[START OF MATERIAL PROVIDED]

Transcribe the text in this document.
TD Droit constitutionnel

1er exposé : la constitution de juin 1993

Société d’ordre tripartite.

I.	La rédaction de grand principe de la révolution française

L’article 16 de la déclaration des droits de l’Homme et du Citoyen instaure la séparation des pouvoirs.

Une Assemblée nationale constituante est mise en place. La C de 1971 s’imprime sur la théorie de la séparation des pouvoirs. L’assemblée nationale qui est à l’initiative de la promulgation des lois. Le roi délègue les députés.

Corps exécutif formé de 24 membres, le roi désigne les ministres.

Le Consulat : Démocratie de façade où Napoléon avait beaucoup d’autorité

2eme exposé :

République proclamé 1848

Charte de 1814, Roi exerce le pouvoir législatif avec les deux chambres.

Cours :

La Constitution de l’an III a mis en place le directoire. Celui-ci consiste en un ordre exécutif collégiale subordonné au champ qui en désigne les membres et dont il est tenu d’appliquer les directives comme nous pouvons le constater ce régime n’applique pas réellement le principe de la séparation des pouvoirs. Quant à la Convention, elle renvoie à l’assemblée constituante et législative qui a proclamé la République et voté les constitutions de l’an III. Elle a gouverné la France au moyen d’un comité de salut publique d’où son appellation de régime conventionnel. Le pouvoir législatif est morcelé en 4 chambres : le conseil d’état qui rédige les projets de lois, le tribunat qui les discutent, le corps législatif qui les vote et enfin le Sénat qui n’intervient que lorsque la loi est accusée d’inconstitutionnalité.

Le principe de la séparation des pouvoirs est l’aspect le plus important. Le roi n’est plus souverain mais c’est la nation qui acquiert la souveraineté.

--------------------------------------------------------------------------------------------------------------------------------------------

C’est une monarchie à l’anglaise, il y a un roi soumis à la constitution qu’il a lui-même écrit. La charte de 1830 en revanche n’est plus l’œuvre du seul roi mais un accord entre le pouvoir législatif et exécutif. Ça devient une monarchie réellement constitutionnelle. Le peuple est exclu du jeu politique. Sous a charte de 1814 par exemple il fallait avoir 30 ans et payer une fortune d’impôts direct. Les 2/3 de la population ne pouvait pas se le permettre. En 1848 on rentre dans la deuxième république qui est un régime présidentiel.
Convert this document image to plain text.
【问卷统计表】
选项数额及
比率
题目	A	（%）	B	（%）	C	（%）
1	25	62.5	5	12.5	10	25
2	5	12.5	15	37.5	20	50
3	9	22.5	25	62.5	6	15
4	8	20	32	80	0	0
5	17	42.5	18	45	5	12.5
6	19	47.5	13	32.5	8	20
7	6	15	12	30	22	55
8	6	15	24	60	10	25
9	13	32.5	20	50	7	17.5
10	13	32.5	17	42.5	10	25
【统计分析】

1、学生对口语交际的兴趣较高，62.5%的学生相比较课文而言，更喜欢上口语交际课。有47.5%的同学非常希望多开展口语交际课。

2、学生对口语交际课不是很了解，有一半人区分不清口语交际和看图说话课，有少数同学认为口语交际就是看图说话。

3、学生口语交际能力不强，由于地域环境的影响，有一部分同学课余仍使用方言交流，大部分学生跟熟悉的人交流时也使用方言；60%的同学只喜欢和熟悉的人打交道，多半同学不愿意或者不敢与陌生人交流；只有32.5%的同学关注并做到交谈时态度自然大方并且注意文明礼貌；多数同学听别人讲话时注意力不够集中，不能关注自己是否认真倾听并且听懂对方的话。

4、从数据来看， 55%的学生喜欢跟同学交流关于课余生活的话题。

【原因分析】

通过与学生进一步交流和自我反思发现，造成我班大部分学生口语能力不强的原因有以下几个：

[END OF MATERIAL PROVIDED]

[GIVEN INSTRUCTION]:
Copy out the full material exactly as it appears.

[WRITTEN REPLY]:
Transcribe the text in this document.
TD Droit constitutionnel

1er exposé : la constitution de juin 1993

Société d’ordre tripartite.

I.	La rédaction de grand principe de la révolution française

L’article 16 de la déclaration des droits de l’Homme et du Citoyen instaure la séparation des pouvoirs.

Une Assemblée nationale constituante est mise en place. La C de 1971 s’imprime sur la théorie de la séparation des pouvoirs. L’assemblée nationale qui est à l’initiative de la promulgation des lois. Le roi délègue les députés.

Corps exécutif formé de 24 membres, le roi désigne les ministres.

Le Consulat : Démocratie de façade où Napoléon avait beaucoup d’autorité

2eme exposé :

République proclamé 1848

Charte de 1814, Roi exerce le pouvoir législatif avec les deux chambres.

Cours :

La Constitution de l’an III a mis en place le directoire. Celui-ci consiste en un ordre exécutif collégiale subordonné au champ qui en désigne les membres et dont il est tenu d’appliquer les directives comme nous pouvons le constater ce régime n’applique pas réellement le principe de la séparation des pouvoirs. Quant à la Convention, elle renvoie à l’assemblée constituante et législative qui a proclamé la République et voté les constitutions de l’an III. Elle a gouverné la France au moyen d’un comité de salut publique d’où son appellation de régime conventionnel. Le pouvoir législatif est morcelé en 4 chambres : le conseil d’état qui rédige les projets de lois, le tribunat qui les discutent, le corps législatif qui les vote et enfin le Sénat qui n’intervient que lorsque la loi est accusée d’inconstitutionnalité.

Le principe de la séparation des pouvoirs est l’aspect le plus important. Le roi n’est plus souverain mais c’est la nation qui acquiert la souveraineté.

--------------------------------------------------------------------------------------------------------------------------------------------

C’est une monarchie à l’anglaise, il y a un roi soumis à la constitution qu’il a lui-même écrit. La charte de 1830 en revanche n’est plus l’œuvre du seul roi mais un accord entre le pouvoir législatif et exécutif. Ça devient une monarchie réellement constitutionnelle. Le peuple est exclu du jeu politique. Sous a charte de 1814 par exemple il fallait avoir 30 ans et payer une fortune d’impôts direct. Les 2/3 de la population ne pouvait pas se le permettre. En 1848 on rentre dans la deuxième république qui est un régime présidentiel.
Convert this document image to plain text.
【问卷统计表】
选项数额及
比率
题目	A	（%）	B	（%）	C	（%）
1	25	62.5	5	12.5	10	25
2	5	12.5	15	37.5	20	50
3	9	22.5	25	62.5	6	15
4	8	20	32	80	0	0
5	17	42.5	18	45	5	12.5
6	19	47.5	13	32.5	8	20
7	6	15	12	30	22	55
8	6	15	24	60	10	25
9	13	32.5	20	50	7	17.5
10	13	32.5	17	42.5	10	25
【统计分析】

1、学生对口语交际的兴趣较高，62.5%的学生相比较课文而言，更喜欢上口语交际课。有47.5%的同学非常希望多开展口语交际课。

2、学生对口语交际课不是很了解，有一半人区分不清口语交际和看图说话课，有少数同学认为口语交际就是看图说话。

3、学生口语交际能力不强，由于地域环境的影响，有一部分同学课余仍使用方言交流，大部分学生跟熟悉的人交流时也使用方言；60%的同学只喜欢和熟悉的人打交道，多半同学不愿意或者不敢与陌生人交流；只有32.5%的同学关注并做到交谈时态度自然大方并且注意文明礼貌；多数同学听别人讲话时注意力不够集中，不能关注自己是否认真倾听并且听懂对方的话。

4、从数据来看， 55%的学生喜欢跟同学交流关于课余生活的话题。

【原因分析】

通过与学生进一步交流和自我反思发现，造成我班大部分学生口语能力不强的原因有以下几个：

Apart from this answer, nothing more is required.